→ **EXERCISE DETAILS**
Copy out each line that has "marker" in it.
##### EXTRACTED RECORDS
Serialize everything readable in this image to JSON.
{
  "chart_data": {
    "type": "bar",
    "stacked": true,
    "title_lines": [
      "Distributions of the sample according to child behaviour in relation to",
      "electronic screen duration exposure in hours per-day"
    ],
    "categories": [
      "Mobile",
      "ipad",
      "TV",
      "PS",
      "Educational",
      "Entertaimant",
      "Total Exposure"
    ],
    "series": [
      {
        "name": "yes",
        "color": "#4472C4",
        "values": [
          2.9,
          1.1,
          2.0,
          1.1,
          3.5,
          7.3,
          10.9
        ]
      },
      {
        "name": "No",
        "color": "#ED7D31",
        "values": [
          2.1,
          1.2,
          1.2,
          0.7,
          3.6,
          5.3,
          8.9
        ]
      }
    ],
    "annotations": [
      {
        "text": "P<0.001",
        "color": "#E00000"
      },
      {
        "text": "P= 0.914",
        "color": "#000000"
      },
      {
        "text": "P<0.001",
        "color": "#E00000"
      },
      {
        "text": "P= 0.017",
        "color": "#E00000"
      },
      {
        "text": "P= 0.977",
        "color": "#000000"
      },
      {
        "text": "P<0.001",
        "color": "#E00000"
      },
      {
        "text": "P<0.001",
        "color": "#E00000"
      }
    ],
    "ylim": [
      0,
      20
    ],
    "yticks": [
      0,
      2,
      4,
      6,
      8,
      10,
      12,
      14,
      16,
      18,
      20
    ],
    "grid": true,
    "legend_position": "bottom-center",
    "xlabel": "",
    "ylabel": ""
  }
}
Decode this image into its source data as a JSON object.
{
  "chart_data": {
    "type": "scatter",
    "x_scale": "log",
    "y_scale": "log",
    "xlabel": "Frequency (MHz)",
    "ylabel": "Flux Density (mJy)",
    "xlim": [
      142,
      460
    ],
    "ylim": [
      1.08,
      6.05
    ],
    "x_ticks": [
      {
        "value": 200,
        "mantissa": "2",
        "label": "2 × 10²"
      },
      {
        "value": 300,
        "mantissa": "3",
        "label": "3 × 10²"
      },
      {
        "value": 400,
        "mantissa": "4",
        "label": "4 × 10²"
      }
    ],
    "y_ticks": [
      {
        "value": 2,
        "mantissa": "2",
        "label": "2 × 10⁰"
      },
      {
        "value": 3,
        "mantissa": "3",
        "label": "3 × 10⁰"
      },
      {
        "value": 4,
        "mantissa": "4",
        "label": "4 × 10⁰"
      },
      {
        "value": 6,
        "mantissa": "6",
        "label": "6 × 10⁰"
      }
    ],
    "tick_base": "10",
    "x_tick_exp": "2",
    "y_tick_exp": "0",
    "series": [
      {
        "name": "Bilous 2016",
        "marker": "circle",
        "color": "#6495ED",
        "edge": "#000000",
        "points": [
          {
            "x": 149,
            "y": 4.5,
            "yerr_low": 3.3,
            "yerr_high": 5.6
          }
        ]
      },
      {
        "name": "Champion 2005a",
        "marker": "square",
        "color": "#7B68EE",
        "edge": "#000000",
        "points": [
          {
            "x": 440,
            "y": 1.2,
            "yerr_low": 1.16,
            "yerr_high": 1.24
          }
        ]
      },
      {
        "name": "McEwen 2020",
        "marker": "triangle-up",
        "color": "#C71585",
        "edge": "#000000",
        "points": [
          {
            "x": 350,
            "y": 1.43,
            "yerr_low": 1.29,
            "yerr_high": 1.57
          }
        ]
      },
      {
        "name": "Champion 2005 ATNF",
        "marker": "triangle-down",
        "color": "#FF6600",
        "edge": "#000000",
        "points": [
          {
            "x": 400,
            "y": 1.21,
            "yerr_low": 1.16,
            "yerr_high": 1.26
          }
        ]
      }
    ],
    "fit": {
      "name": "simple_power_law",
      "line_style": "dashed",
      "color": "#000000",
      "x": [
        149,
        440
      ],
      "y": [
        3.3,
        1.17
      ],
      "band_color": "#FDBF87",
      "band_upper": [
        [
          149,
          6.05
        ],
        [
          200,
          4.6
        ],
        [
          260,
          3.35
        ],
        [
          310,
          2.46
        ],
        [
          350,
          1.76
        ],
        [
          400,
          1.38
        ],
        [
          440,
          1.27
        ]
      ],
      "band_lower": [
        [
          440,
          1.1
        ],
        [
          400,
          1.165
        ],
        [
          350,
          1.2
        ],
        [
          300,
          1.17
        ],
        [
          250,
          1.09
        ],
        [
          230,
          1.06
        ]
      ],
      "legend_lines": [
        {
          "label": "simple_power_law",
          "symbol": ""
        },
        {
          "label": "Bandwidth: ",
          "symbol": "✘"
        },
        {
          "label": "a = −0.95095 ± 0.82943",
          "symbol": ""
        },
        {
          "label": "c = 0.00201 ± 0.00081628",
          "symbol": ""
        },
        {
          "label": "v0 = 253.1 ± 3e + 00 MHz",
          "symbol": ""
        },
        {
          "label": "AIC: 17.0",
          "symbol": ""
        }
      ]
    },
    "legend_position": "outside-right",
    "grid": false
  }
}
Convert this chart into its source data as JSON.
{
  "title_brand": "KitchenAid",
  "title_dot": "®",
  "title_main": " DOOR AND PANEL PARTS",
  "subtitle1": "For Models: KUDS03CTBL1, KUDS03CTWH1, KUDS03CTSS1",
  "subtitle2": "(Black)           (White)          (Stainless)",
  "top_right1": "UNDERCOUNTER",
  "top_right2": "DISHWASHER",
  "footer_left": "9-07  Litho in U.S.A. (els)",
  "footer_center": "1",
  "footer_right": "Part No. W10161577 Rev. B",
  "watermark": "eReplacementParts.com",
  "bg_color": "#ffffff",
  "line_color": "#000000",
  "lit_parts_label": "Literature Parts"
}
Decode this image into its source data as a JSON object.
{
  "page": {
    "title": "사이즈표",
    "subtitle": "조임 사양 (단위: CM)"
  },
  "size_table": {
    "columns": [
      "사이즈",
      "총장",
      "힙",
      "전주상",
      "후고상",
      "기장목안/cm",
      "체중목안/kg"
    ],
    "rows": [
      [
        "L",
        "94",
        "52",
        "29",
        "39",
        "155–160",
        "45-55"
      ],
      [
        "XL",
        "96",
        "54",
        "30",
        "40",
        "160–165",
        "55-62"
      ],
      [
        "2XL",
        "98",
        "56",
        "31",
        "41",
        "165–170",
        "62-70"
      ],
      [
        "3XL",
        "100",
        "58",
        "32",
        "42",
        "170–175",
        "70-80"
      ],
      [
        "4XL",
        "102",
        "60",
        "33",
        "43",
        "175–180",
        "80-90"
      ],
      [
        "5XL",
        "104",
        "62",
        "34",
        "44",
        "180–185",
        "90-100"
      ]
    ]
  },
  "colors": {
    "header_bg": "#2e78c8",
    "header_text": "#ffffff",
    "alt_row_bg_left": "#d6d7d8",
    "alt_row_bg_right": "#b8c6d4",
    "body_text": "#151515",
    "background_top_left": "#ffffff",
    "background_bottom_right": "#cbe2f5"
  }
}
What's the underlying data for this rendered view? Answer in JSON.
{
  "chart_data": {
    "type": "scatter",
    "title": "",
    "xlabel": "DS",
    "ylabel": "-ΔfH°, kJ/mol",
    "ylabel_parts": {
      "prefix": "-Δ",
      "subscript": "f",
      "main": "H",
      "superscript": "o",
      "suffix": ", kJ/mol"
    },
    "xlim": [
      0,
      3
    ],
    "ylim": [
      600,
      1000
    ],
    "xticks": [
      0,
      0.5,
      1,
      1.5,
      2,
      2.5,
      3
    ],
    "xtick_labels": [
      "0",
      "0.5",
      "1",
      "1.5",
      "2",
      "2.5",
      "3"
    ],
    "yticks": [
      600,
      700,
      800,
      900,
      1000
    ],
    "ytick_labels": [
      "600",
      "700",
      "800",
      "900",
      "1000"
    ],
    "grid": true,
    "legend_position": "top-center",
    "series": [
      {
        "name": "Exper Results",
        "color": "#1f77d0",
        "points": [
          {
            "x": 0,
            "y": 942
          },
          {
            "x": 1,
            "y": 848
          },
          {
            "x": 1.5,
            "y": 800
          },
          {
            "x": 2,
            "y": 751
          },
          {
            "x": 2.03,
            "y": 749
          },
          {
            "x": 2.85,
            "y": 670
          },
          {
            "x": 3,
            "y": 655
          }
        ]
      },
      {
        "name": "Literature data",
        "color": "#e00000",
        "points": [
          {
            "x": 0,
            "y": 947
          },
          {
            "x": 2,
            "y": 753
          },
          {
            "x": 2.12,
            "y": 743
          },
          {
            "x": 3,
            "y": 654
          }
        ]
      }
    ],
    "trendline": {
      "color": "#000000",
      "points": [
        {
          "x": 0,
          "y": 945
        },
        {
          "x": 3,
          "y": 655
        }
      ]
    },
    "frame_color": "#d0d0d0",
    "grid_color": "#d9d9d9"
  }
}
##########
→ **TASK ANSWER**
        "marker": "circle",
        "marker": "square",
        "marker": "triangle-up",
        "marker": "triangle-down",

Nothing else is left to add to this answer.